Saved entries:
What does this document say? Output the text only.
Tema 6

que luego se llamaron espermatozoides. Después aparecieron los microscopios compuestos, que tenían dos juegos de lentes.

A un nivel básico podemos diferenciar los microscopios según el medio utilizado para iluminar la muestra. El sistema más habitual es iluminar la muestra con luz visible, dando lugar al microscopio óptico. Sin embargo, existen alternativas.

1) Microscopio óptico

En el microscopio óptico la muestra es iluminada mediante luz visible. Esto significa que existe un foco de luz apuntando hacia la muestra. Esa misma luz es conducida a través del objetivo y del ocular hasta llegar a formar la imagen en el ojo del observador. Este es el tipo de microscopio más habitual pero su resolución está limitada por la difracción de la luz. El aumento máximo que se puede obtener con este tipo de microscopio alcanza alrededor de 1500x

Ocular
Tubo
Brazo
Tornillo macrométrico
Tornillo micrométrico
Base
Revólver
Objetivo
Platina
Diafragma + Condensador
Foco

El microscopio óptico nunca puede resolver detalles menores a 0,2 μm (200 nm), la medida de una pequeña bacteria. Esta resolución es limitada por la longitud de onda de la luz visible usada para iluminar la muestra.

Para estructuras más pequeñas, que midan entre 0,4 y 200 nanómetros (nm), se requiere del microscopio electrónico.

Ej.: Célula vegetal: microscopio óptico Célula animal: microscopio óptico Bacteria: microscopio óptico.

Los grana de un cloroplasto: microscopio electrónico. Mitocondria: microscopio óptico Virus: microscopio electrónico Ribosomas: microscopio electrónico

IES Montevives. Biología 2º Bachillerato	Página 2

==

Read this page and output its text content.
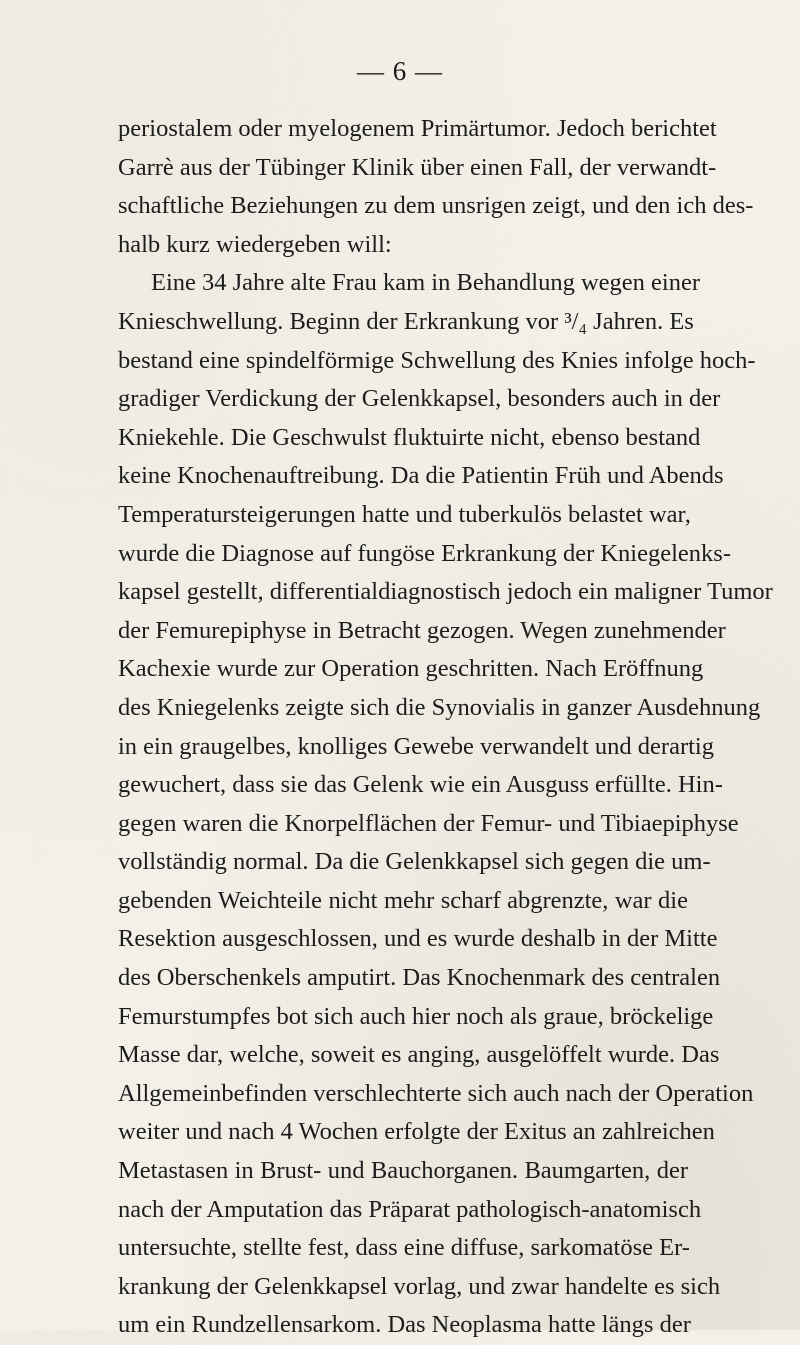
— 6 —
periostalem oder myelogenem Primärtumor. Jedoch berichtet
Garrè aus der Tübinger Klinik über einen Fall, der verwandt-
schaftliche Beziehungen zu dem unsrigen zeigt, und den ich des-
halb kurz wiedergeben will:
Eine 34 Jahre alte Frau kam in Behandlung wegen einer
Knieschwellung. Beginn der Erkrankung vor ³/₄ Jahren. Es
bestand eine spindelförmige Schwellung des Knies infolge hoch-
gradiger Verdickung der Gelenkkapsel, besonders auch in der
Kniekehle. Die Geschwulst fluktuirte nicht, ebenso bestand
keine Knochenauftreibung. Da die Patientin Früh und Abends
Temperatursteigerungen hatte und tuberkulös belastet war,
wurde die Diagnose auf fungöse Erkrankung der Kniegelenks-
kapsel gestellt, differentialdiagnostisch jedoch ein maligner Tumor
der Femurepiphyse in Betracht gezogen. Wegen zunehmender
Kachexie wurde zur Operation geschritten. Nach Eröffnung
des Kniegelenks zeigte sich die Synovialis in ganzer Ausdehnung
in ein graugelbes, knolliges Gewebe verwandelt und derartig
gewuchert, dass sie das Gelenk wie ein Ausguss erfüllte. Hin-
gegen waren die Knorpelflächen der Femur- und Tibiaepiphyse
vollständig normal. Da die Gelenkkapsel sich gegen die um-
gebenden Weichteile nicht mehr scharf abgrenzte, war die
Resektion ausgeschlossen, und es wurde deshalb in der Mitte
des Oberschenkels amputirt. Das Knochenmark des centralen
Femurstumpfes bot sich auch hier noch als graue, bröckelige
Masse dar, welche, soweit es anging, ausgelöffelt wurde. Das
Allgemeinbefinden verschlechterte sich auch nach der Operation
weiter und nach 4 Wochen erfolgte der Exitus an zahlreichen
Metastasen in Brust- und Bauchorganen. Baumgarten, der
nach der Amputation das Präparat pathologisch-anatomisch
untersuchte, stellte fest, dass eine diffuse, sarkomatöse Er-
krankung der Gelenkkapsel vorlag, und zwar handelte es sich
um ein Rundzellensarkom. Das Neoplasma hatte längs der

---

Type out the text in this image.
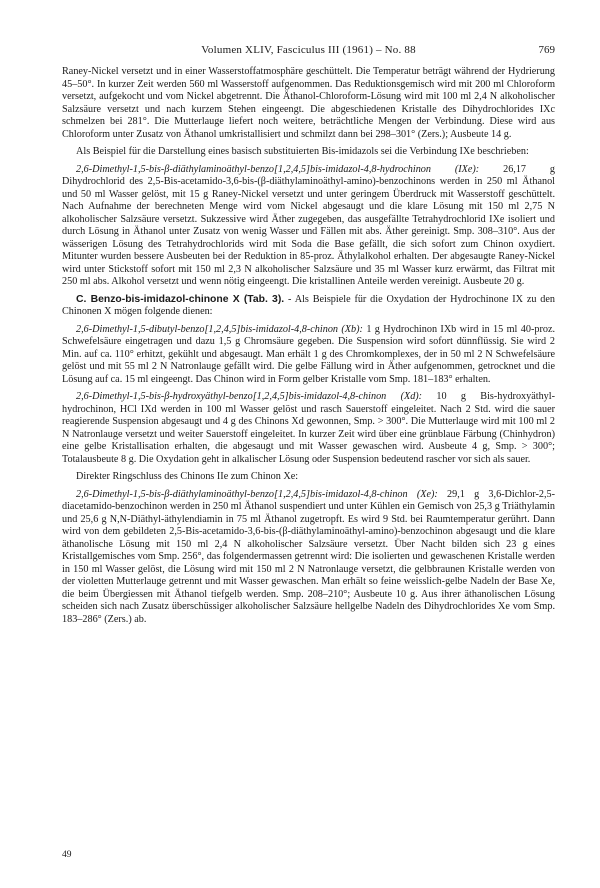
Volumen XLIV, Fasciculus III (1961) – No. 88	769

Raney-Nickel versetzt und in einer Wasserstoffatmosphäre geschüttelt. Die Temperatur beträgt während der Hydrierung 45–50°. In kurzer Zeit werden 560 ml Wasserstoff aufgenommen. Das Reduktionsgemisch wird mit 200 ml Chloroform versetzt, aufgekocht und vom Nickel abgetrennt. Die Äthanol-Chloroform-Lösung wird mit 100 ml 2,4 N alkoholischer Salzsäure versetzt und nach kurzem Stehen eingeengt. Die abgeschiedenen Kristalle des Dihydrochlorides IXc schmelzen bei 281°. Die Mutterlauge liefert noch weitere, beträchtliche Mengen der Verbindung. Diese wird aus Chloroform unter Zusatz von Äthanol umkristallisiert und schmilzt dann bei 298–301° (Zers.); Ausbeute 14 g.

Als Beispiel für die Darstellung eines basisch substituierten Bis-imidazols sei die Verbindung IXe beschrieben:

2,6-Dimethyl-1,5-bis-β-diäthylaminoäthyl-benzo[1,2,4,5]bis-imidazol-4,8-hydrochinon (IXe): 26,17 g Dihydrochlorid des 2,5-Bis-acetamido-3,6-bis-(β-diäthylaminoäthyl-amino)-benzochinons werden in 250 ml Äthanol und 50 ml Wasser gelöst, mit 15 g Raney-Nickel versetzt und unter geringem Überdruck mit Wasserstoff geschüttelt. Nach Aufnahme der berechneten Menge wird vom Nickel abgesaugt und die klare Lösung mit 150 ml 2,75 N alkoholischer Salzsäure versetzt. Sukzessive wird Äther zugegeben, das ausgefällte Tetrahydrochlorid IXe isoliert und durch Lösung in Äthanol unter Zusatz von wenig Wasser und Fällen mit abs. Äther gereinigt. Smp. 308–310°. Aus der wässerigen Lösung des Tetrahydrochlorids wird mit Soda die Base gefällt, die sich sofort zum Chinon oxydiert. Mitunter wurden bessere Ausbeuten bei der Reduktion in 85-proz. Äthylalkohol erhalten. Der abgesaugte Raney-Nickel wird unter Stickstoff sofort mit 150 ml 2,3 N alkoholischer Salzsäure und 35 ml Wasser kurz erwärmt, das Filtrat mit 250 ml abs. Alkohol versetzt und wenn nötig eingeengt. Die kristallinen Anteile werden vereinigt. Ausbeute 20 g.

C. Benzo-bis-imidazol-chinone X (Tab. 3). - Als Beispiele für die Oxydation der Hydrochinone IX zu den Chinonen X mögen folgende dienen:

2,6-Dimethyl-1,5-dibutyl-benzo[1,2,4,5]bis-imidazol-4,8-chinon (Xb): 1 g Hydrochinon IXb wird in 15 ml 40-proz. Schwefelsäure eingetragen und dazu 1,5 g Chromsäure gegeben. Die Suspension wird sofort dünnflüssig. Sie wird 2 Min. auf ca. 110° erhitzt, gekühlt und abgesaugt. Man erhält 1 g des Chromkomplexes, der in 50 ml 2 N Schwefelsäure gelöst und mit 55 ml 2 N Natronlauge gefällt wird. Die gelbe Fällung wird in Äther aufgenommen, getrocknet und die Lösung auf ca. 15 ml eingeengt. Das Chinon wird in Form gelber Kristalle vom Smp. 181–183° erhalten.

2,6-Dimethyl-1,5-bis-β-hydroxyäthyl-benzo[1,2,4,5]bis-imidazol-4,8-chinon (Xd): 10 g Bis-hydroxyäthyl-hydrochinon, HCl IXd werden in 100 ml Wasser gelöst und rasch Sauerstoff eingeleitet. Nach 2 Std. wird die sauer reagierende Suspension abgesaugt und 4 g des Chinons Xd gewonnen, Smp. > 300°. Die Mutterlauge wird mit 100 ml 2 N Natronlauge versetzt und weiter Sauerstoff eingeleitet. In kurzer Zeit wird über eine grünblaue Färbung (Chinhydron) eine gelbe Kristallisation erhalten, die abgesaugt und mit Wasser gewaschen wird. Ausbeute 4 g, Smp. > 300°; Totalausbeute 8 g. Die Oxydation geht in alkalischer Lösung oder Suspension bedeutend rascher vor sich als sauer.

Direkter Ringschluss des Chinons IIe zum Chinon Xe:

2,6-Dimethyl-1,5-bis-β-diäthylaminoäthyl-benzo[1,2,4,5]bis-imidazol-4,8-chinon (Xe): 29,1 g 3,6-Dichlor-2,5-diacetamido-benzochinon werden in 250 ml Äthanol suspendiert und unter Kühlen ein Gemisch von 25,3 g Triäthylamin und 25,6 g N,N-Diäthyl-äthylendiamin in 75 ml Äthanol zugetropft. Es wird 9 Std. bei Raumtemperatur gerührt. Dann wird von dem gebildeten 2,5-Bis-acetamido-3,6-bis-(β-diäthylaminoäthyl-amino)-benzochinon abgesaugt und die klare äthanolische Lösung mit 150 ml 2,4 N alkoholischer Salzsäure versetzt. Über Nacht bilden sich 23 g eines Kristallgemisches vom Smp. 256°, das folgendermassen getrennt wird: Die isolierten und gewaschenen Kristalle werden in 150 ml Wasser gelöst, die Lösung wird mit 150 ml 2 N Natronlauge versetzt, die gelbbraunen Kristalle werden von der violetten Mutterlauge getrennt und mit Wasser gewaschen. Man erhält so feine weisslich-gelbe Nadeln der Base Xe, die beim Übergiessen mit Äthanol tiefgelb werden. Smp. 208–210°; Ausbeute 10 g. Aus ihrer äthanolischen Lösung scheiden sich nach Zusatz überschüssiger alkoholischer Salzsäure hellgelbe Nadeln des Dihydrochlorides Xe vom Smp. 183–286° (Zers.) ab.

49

(Work to be completed):
Search the entries for the string "text". Copy every line that has it.

(Output of the exercise):
What does this document say? Output the text only.
Read this page and output its text content.
Type out the text in this image.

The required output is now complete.